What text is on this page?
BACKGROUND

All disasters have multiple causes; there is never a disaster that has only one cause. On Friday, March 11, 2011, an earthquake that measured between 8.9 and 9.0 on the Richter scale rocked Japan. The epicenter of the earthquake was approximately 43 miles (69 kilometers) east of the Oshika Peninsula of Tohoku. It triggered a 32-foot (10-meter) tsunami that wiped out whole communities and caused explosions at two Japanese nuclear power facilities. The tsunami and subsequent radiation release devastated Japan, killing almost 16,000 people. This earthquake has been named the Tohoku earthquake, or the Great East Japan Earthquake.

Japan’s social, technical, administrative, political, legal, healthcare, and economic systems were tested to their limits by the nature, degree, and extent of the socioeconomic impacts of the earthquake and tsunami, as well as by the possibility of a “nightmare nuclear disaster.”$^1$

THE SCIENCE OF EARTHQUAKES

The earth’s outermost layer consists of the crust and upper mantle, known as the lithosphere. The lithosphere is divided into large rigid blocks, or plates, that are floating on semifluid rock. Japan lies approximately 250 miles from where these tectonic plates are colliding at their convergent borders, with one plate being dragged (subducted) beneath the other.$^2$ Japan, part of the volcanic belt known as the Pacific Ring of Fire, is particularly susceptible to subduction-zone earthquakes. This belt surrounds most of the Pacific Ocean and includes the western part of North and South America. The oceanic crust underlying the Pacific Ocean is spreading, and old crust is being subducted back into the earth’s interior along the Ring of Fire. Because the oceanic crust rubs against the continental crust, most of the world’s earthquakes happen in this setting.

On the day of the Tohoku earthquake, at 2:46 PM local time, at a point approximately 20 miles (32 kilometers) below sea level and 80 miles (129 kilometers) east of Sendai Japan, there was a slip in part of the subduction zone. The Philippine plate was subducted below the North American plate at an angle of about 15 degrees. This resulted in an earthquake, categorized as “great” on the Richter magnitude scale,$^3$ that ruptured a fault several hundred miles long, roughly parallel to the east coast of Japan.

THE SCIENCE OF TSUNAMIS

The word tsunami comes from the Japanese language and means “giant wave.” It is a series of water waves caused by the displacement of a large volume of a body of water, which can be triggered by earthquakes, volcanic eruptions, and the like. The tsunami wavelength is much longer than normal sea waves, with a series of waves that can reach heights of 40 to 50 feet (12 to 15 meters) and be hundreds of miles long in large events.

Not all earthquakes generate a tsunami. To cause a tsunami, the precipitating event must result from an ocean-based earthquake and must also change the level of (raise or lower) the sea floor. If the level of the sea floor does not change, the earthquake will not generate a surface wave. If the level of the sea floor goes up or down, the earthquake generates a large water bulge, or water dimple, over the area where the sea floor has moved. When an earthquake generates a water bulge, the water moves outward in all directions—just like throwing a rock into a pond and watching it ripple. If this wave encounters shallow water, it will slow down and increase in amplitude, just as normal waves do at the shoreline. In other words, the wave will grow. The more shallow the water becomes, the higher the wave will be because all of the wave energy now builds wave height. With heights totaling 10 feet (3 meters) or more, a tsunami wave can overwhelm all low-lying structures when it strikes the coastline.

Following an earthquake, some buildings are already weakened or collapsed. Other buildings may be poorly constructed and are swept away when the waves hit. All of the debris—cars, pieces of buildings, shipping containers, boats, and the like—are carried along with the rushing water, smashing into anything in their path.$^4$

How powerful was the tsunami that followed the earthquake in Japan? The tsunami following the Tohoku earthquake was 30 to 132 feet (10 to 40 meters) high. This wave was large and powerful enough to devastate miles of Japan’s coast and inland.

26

Task: From the entries above, list each line with "SCIENCE" in it.

Solution to this exercise:
THE SCIENCE OF EARTHQUAKES
THE SCIENCE OF TSUNAMIS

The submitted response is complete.